▶ Source records:
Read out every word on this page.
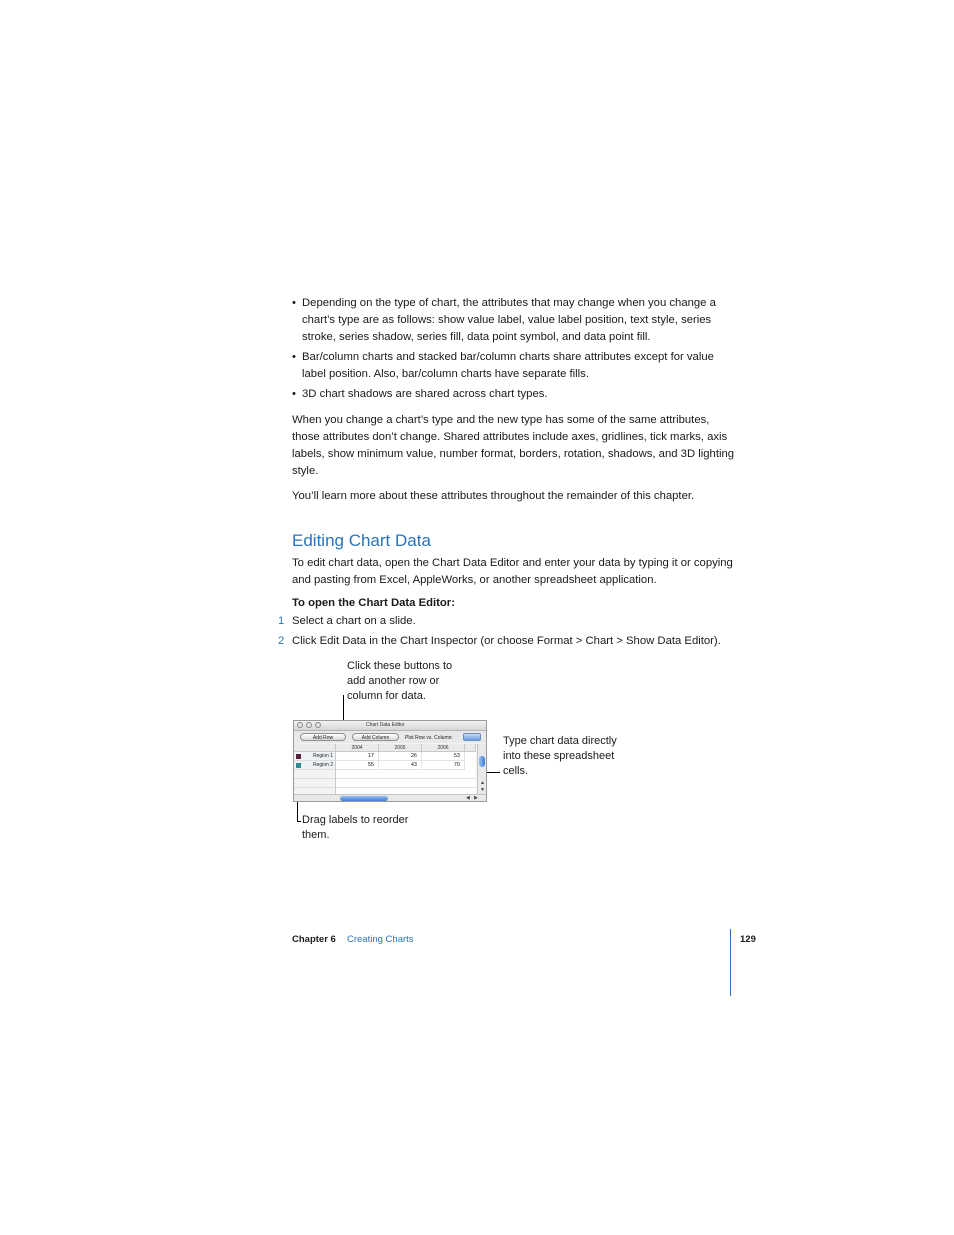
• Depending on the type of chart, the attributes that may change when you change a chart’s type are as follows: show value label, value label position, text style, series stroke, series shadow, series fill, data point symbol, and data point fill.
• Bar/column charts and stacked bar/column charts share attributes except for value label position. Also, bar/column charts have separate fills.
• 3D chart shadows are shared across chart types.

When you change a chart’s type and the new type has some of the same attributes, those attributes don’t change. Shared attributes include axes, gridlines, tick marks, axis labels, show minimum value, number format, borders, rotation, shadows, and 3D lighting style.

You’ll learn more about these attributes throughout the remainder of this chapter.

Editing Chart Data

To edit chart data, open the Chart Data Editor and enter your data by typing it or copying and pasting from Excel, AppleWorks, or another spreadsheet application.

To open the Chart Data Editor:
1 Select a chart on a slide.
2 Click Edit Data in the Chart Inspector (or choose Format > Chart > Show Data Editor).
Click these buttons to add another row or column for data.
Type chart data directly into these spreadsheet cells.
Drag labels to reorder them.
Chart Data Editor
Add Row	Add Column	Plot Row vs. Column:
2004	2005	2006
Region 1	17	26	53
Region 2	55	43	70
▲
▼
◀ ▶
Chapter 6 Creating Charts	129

* * *

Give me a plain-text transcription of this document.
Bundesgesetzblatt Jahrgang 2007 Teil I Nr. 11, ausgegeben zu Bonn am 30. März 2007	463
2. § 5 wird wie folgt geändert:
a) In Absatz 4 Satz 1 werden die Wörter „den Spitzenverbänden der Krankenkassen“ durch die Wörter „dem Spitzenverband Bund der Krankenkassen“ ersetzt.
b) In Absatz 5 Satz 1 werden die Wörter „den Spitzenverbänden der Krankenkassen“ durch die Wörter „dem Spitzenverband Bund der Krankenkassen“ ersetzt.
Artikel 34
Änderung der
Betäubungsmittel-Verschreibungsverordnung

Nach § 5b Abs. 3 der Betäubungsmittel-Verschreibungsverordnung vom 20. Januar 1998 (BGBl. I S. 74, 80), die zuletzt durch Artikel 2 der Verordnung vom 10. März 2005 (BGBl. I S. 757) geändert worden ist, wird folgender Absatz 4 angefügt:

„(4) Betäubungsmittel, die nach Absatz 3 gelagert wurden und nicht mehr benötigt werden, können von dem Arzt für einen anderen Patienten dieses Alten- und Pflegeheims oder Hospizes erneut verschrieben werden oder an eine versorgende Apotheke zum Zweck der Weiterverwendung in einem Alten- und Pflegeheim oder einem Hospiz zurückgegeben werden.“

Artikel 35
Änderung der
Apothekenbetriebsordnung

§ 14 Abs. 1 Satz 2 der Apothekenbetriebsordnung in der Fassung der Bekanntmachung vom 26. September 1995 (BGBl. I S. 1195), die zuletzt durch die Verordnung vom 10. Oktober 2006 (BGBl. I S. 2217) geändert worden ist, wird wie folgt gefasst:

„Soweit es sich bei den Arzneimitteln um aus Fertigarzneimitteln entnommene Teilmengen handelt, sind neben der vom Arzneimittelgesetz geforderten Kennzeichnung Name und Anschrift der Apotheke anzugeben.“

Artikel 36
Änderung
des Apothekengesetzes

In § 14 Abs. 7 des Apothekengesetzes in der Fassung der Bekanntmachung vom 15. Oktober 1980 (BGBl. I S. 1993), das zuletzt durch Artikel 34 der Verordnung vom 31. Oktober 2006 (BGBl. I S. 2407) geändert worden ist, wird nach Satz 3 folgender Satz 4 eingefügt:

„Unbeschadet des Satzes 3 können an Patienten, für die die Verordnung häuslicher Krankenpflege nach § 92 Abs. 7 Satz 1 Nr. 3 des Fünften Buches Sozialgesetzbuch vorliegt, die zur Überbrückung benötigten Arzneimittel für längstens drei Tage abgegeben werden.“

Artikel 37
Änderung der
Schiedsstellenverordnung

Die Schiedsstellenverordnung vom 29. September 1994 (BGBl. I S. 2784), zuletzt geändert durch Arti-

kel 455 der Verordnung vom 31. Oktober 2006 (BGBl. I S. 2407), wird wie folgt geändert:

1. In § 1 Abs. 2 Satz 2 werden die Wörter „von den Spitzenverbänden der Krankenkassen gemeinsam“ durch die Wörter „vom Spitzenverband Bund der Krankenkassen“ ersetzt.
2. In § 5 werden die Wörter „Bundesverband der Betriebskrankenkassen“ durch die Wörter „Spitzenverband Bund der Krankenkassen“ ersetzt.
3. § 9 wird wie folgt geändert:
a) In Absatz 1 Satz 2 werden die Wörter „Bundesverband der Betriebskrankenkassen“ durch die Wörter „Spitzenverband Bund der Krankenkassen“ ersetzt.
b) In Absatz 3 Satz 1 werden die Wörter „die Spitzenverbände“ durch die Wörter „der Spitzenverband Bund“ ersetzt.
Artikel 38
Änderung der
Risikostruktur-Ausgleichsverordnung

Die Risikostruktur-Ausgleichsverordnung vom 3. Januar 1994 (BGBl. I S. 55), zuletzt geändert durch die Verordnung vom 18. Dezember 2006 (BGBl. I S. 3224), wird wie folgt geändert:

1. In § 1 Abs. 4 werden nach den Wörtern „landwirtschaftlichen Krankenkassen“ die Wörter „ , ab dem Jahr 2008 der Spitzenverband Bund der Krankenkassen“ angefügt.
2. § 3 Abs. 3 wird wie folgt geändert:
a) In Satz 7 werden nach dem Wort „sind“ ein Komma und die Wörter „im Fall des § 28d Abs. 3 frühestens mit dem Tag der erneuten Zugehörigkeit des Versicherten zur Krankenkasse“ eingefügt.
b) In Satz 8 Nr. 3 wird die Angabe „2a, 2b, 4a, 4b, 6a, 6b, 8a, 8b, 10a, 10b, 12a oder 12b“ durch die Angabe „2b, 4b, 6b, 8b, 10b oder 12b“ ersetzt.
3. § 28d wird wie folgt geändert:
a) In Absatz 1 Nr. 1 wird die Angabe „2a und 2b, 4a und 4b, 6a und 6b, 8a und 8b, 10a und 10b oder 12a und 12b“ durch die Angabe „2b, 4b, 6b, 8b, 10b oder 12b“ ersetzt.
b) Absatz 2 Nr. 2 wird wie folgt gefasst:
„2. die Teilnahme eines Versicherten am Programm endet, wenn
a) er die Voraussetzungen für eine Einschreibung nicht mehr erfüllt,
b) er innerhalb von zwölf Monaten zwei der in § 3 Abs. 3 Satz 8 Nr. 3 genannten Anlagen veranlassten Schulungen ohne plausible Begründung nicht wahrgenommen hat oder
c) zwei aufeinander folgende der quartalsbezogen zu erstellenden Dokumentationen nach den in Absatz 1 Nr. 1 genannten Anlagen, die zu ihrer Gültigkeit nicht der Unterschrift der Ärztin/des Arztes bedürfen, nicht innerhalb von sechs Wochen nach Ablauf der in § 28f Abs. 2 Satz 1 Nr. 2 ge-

▶ WHAT TO PRODUCE: For the word "angefügt", please count the lines in the data where it appears and respond with the number only.

▶ TASK RESULT: 2